**** DATA SHOWN

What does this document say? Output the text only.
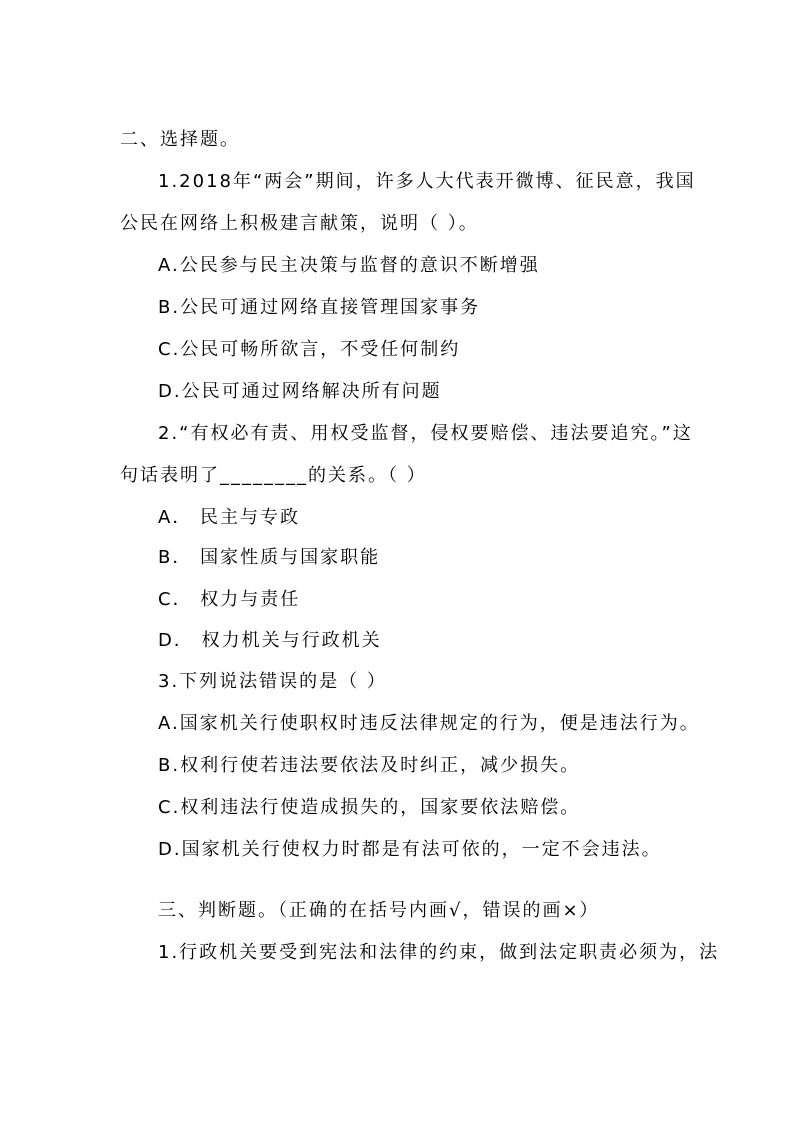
二、选择题。
1.2018年“两会”期间，许多人大代表开微博、征民意，我国
公民在网络上积极建言献策，说明（ ）。
A.公民参与民主决策与监督的意识不断增强
B.公民可通过网络直接管理国家事务
C.公民可畅所欲言，不受任何制约
D.公民可通过网络解决所有问题
2.“有权必有责、用权受监督，侵权要赔偿、违法要追究。”这
句话表明了________的关系。（ ）
A． 民主与专政
B． 国家性质与国家职能
C． 权力与责任
D． 权力机关与行政机关
3.下列说法错误的是（ ）
A.国家机关行使职权时违反法律规定的行为，便是违法行为。
B.权利行使若违法要依法及时纠正，减少损失。
C.权利违法行使造成损失的，国家要依法赔偿。
D.国家机关行使权力时都是有法可依的，一定不会违法。
三、判断题。（正确的在括号内画√，错误的画×）
1.行政机关要受到宪法和法律的约束，做到法定职责必须为，法
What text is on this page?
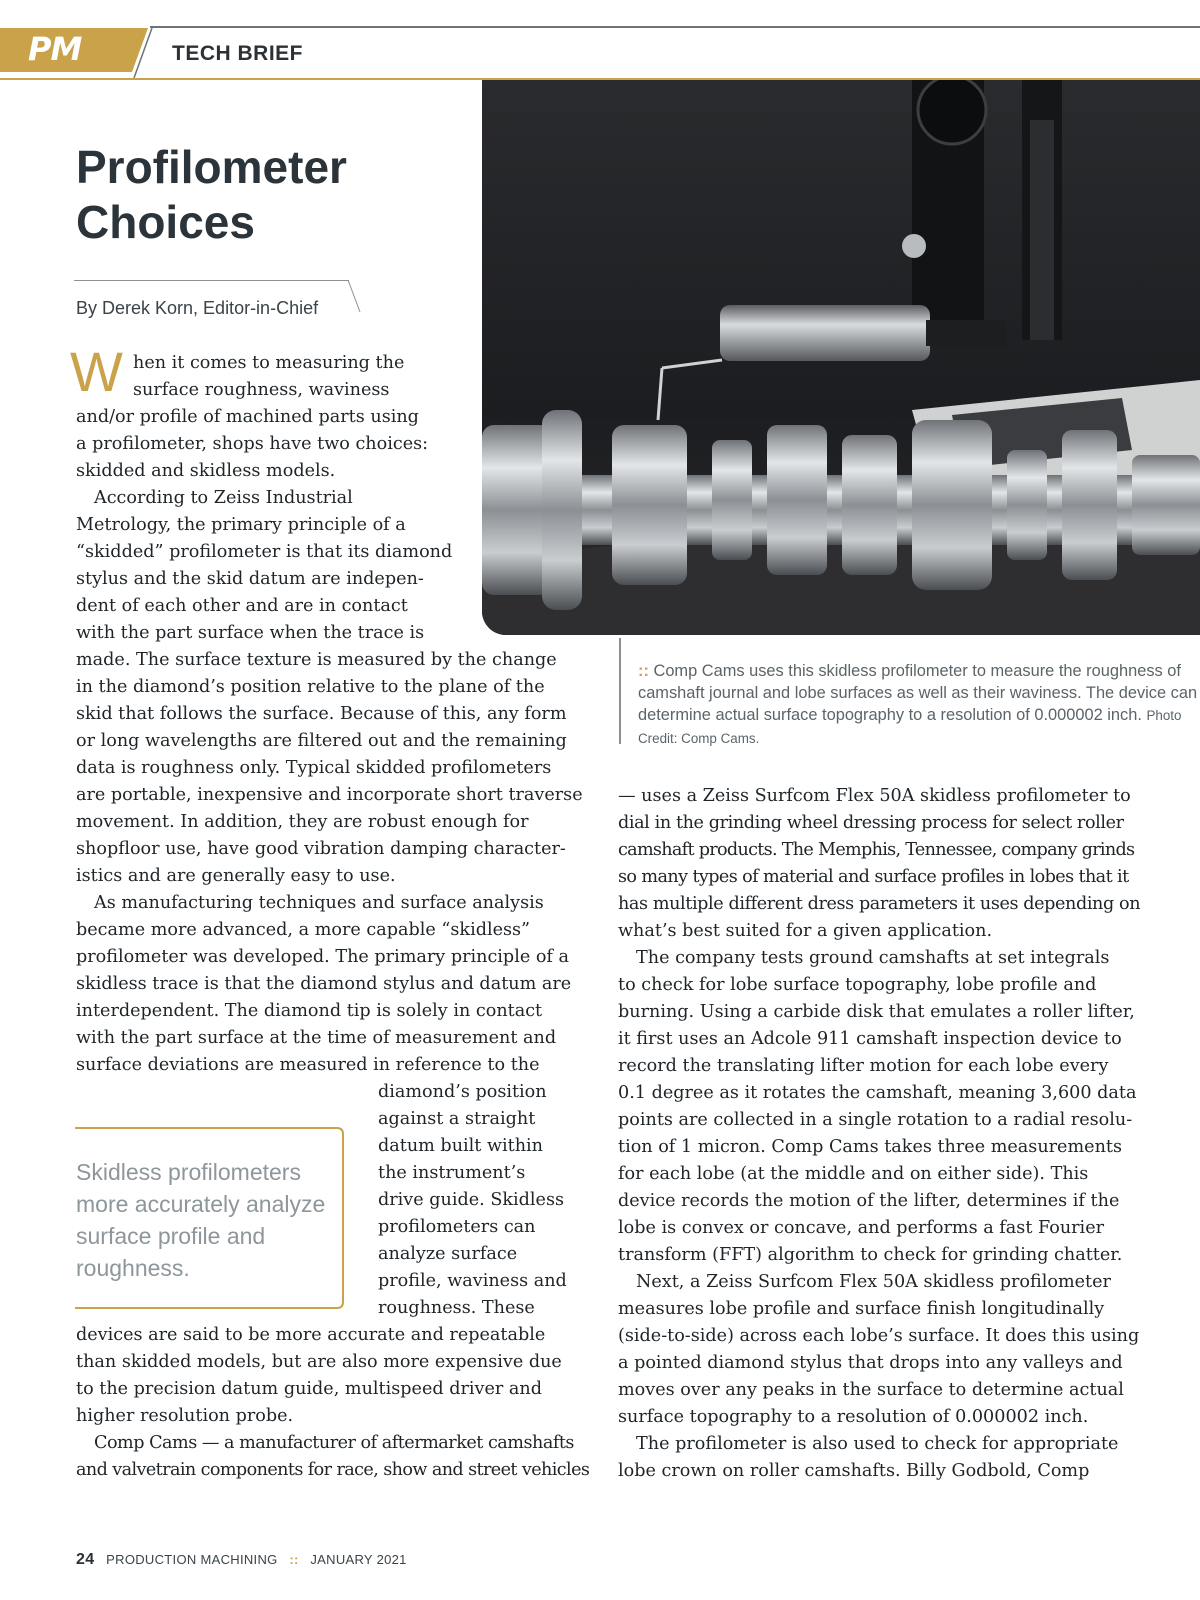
PM	TECH BRIEF
Profilometer
Choices
By Derek Korn, Editor-in-Chief
W hen it comes to measuring the
surface roughness, waviness
and/or profile of machined parts using
a profilometer, shops have two choices:
skidded and skidless models.
According to Zeiss Industrial
Metrology, the primary principle of a
“skidded” profilometer is that its diamond
stylus and the skid datum are indepen-
dent of each other and are in contact
with the part surface when the trace is
made. The surface texture is measured by the change
in the diamond’s position relative to the plane of the
skid that follows the surface. Because of this, any form
or long wavelengths are filtered out and the remaining
data is roughness only. Typical skidded profilometers
are portable, inexpensive and incorporate short traverse
movement. In addition, they are robust enough for
shopfloor use, have good vibration damping character-
istics and are generally easy to use.
As manufacturing techniques and surface analysis
became more advanced, a more capable “skidless”
profilometer was developed. The primary principle of a
skidless trace is that the diamond stylus and datum are
interdependent. The diamond tip is solely in contact
with the part surface at the time of measurement and
surface deviations are measured in reference to the
diamond’s position
against a straight
datum built within
the instrument’s
drive guide. Skidless
profilometers can
analyze surface
profile, waviness and
roughness. These
devices are said to be more accurate and repeatable
than skidded models, but are also more expensive due
to the precision datum guide, multispeed driver and
higher resolution probe.
Comp Cams — a manufacturer of aftermarket camshafts
and valvetrain components for race, show and street vehicles
Skidless profilometers more accurately analyze surface profile and roughness.
:: Comp Cams uses this skidless profilometer to measure the roughness of camshaft journal and lobe surfaces as well as their waviness. The device can determine actual surface topography to a resolution of 0.000002 inch. Photo Credit: Comp Cams.
— uses a Zeiss Surfcom Flex 50A skidless profilometer to
dial in the grinding wheel dressing process for select roller
camshaft products. The Memphis, Tennessee, company grinds
so many types of material and surface profiles in lobes that it
has multiple different dress parameters it uses depending on
what’s best suited for a given application.
The company tests ground camshafts at set integrals
to check for lobe surface topography, lobe profile and
burning. Using a carbide disk that emulates a roller lifter,
it first uses an Adcole 911 camshaft inspection device to
record the translating lifter motion for each lobe every
0.1 degree as it rotates the camshaft, meaning 3,600 data
points are collected in a single rotation to a radial resolu-
tion of 1 micron. Comp Cams takes three measurements
for each lobe (at the middle and on either side). This
device records the motion of the lifter, determines if the
lobe is convex or concave, and performs a fast Fourier
transform (FFT) algorithm to check for grinding chatter.
Next, a Zeiss Surfcom Flex 50A skidless profilometer
measures lobe profile and surface finish longitudinally
(side-to-side) across each lobe’s surface. It does this using
a pointed diamond stylus that drops into any valleys and
moves over any peaks in the surface to determine actual
surface topography to a resolution of 0.000002 inch.
The profilometer is also used to check for appropriate
lobe crown on roller camshafts. Billy Godbold, Comp
24 PRODUCTION MACHINING :: JANUARY 2021
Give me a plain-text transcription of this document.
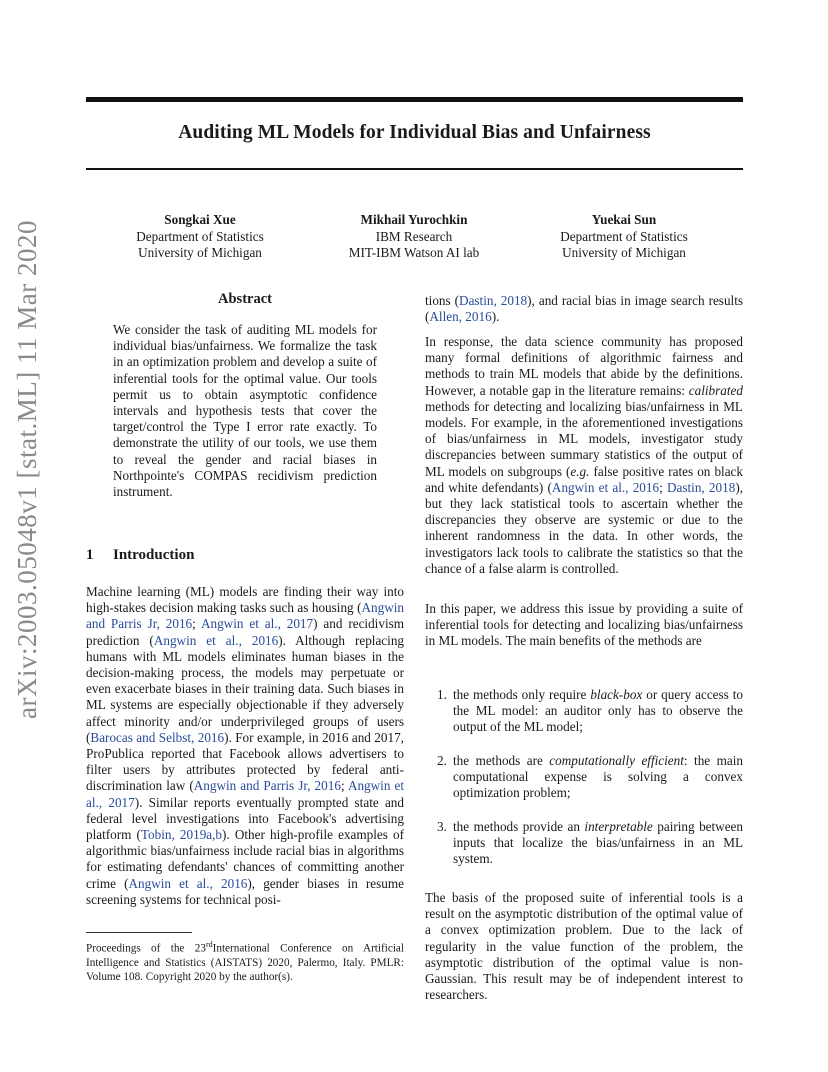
arXiv:2003.05048v1 [stat.ML] 11 Mar 2020
Auditing ML Models for Individual Bias and Unfairness
Songkai Xue
Department of Statistics
University of Michigan
Mikhail Yurochkin
IBM Research
MIT-IBM Watson AI lab
Yuekai Sun
Department of Statistics
University of Michigan
Abstract

We consider the task of auditing ML models for individual bias/unfairness. We formalize the task in an optimization problem and develop a suite of inferential tools for the optimal value. Our tools permit us to obtain asymptotic confidence intervals and hypothesis tests that cover the target/control the Type I error rate exactly. To demonstrate the utility of our tools, we use them to reveal the gender and racial biases in Northpointe's COMPAS recidivism prediction instrument.

1 Introduction

Machine learning (ML) models are finding their way into high-stakes decision making tasks such as housing (Angwin and Parris Jr, 2016; Angwin et al., 2017) and recidivism prediction (Angwin et al., 2016). Although replacing humans with ML models eliminates human biases in the decision-making process, the models may perpetuate or even exacerbate biases in their training data. Such biases in ML systems are especially objectionable if they adversely affect minority and/or underprivileged groups of users (Barocas and Selbst, 2016). For example, in 2016 and 2017, ProPublica reported that Facebook allows advertisers to filter users by attributes protected by federal anti-discrimination law (Angwin and Parris Jr, 2016; Angwin et al., 2017). Similar reports eventually prompted state and federal level investigations into Facebook's advertising platform (Tobin, 2019a,b). Other high-profile examples of algorithmic bias/unfairness include racial bias in algorithms for estimating defendants' chances of committing another crime (Angwin et al., 2016), gender biases in resume screening systems for technical posi-

Proceedings of the 23rdInternational Conference on Artificial Intelligence and Statistics (AISTATS) 2020, Palermo, Italy. PMLR: Volume 108. Copyright 2020 by the author(s).

tions (Dastin, 2018), and racial bias in image search results (Allen, 2016).

In response, the data science community has proposed many formal definitions of algorithmic fairness and methods to train ML models that abide by the definitions. However, a notable gap in the literature remains: calibrated methods for detecting and localizing bias/unfairness in ML models. For example, in the aforementioned investigations of bias/unfairness in ML models, investigator study discrepancies between summary statistics of the output of ML models on subgroups (e.g. false positive rates on black and white defendants) (Angwin et al., 2016; Dastin, 2018), but they lack statistical tools to ascertain whether the discrepancies they observe are systemic or due to the inherent randomness in the data. In other words, the investigators lack tools to calibrate the statistics so that the chance of a false alarm is controlled.

In this paper, we address this issue by providing a suite of inferential tools for detecting and localizing bias/unfairness in ML models. The main benefits of the methods are

1. the methods only require black-box or query access to the ML model: an auditor only has to observe the output of the ML model;

2. the methods are computationally efficient: the main computational expense is solving a convex optimization problem;

3. the methods provide an interpretable pairing between inputs that localize the bias/unfairness in an ML system.

The basis of the proposed suite of inferential tools is a result on the asymptotic distribution of the optimal value of a convex optimization problem. Due to the lack of regularity in the value function of the problem, the asymptotic distribution of the optimal value is non-Gaussian. This result may be of independent interest to researchers.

********

WORK INSTRUCTIONS:
Restate every record exactly, please; do not copy the pictures.

THE RESULT:
What does this document say? Output the text only.
二、选择题。
1.2018年“两会”期间，许多人大代表开微博、征民意，我国
公民在网络上积极建言献策，说明（ ）。
A.公民参与民主决策与监督的意识不断增强
B.公民可通过网络直接管理国家事务
C.公民可畅所欲言，不受任何制约
D.公民可通过网络解决所有问题
2.“有权必有责、用权受监督，侵权要赔偿、违法要追究。”这
句话表明了________的关系。（ ）
A． 民主与专政
B． 国家性质与国家职能
C． 权力与责任
D． 权力机关与行政机关
3.下列说法错误的是（ ）
A.国家机关行使职权时违反法律规定的行为，便是违法行为。
B.权利行使若违法要依法及时纠正，减少损失。
C.权利违法行使造成损失的，国家要依法赔偿。
D.国家机关行使权力时都是有法可依的，一定不会违法。
三、判断题。（正确的在括号内画√，错误的画×）
1.行政机关要受到宪法和法律的约束，做到法定职责必须为，法
What text is on this page?
PM	TECH BRIEF
Profilometer
Choices
By Derek Korn, Editor-in-Chief
W hen it comes to measuring the
surface roughness, waviness
and/or profile of machined parts using
a profilometer, shops have two choices:
skidded and skidless models.
According to Zeiss Industrial
Metrology, the primary principle of a
“skidded” profilometer is that its diamond
stylus and the skid datum are indepen-
dent of each other and are in contact
with the part surface when the trace is
made. The surface texture is measured by the change
in the diamond’s position relative to the plane of the
skid that follows the surface. Because of this, any form
or long wavelengths are filtered out and the remaining
data is roughness only. Typical skidded profilometers
are portable, inexpensive and incorporate short traverse
movement. In addition, they are robust enough for
shopfloor use, have good vibration damping character-
istics and are generally easy to use.
As manufacturing techniques and surface analysis
became more advanced, a more capable “skidless”
profilometer was developed. The primary principle of a
skidless trace is that the diamond stylus and datum are
interdependent. The diamond tip is solely in contact
with the part surface at the time of measurement and
surface deviations are measured in reference to the
diamond’s position
against a straight
datum built within
the instrument’s
drive guide. Skidless
profilometers can
analyze surface
profile, waviness and
roughness. These
devices are said to be more accurate and repeatable
than skidded models, but are also more expensive due
to the precision datum guide, multispeed driver and
higher resolution probe.
Comp Cams — a manufacturer of aftermarket camshafts
and valvetrain components for race, show and street vehicles
Skidless profilometers more accurately analyze surface profile and roughness.
:: Comp Cams uses this skidless profilometer to measure the roughness of camshaft journal and lobe surfaces as well as their waviness. The device can determine actual surface topography to a resolution of 0.000002 inch. Photo Credit: Comp Cams.
— uses a Zeiss Surfcom Flex 50A skidless profilometer to
dial in the grinding wheel dressing process for select roller
camshaft products. The Memphis, Tennessee, company grinds
so many types of material and surface profiles in lobes that it
has multiple different dress parameters it uses depending on
what’s best suited for a given application.
The company tests ground camshafts at set integrals
to check for lobe surface topography, lobe profile and
burning. Using a carbide disk that emulates a roller lifter,
it first uses an Adcole 911 camshaft inspection device to
record the translating lifter motion for each lobe every
0.1 degree as it rotates the camshaft, meaning 3,600 data
points are collected in a single rotation to a radial resolu-
tion of 1 micron. Comp Cams takes three measurements
for each lobe (at the middle and on either side). This
device records the motion of the lifter, determines if the
lobe is convex or concave, and performs a fast Fourier
transform (FFT) algorithm to check for grinding chatter.
Next, a Zeiss Surfcom Flex 50A skidless profilometer
measures lobe profile and surface finish longitudinally
(side-to-side) across each lobe’s surface. It does this using
a pointed diamond stylus that drops into any valleys and
moves over any peaks in the surface to determine actual
surface topography to a resolution of 0.000002 inch.
The profilometer is also used to check for appropriate
lobe crown on roller camshafts. Billy Godbold, Comp
24 PRODUCTION MACHINING :: JANUARY 2021
Give me a plain-text transcription of this document.
arXiv:2003.05048v1 [stat.ML] 11 Mar 2020
Auditing ML Models for Individual Bias and Unfairness
Songkai Xue
Department of Statistics
University of Michigan
Mikhail Yurochkin
IBM Research
MIT-IBM Watson AI lab
Yuekai Sun
Department of Statistics
University of Michigan
Abstract

We consider the task of auditing ML models for individual bias/unfairness. We formalize the task in an optimization problem and develop a suite of inferential tools for the optimal value. Our tools permit us to obtain asymptotic confidence intervals and hypothesis tests that cover the target/control the Type I error rate exactly. To demonstrate the utility of our tools, we use them to reveal the gender and racial biases in Northpointe's COMPAS recidivism prediction instrument.

1 Introduction

Machine learning (ML) models are finding their way into high-stakes decision making tasks such as housing (Angwin and Parris Jr, 2016; Angwin et al., 2017) and recidivism prediction (Angwin et al., 2016). Although replacing humans with ML models eliminates human biases in the decision-making process, the models may perpetuate or even exacerbate biases in their training data. Such biases in ML systems are especially objectionable if they adversely affect minority and/or underprivileged groups of users (Barocas and Selbst, 2016). For example, in 2016 and 2017, ProPublica reported that Facebook allows advertisers to filter users by attributes protected by federal anti-discrimination law (Angwin and Parris Jr, 2016; Angwin et al., 2017). Similar reports eventually prompted state and federal level investigations into Facebook's advertising platform (Tobin, 2019a,b). Other high-profile examples of algorithmic bias/unfairness include racial bias in algorithms for estimating defendants' chances of committing another crime (Angwin et al., 2016), gender biases in resume screening systems for technical posi-

Proceedings of the 23rdInternational Conference on Artificial Intelligence and Statistics (AISTATS) 2020, Palermo, Italy. PMLR: Volume 108. Copyright 2020 by the author(s).

tions (Dastin, 2018), and racial bias in image search results (Allen, 2016).

In response, the data science community has proposed many formal definitions of algorithmic fairness and methods to train ML models that abide by the definitions. However, a notable gap in the literature remains: calibrated methods for detecting and localizing bias/unfairness in ML models. For example, in the aforementioned investigations of bias/unfairness in ML models, investigator study discrepancies between summary statistics of the output of ML models on subgroups (e.g. false positive rates on black and white defendants) (Angwin et al., 2016; Dastin, 2018), but they lack statistical tools to ascertain whether the discrepancies they observe are systemic or due to the inherent randomness in the data. In other words, the investigators lack tools to calibrate the statistics so that the chance of a false alarm is controlled.

In this paper, we address this issue by providing a suite of inferential tools for detecting and localizing bias/unfairness in ML models. The main benefits of the methods are

1. the methods only require black-box or query access to the ML model: an auditor only has to observe the output of the ML model;

2. the methods are computationally efficient: the main computational expense is solving a convex optimization problem;

3. the methods provide an interpretable pairing between inputs that localize the bias/unfairness in an ML system.

The basis of the proposed suite of inferential tools is a result on the asymptotic distribution of the optimal value of a convex optimization problem. Due to the lack of regularity in the value function of the problem, the asymptotic distribution of the optimal value is non-Gaussian. This result may be of independent interest to researchers.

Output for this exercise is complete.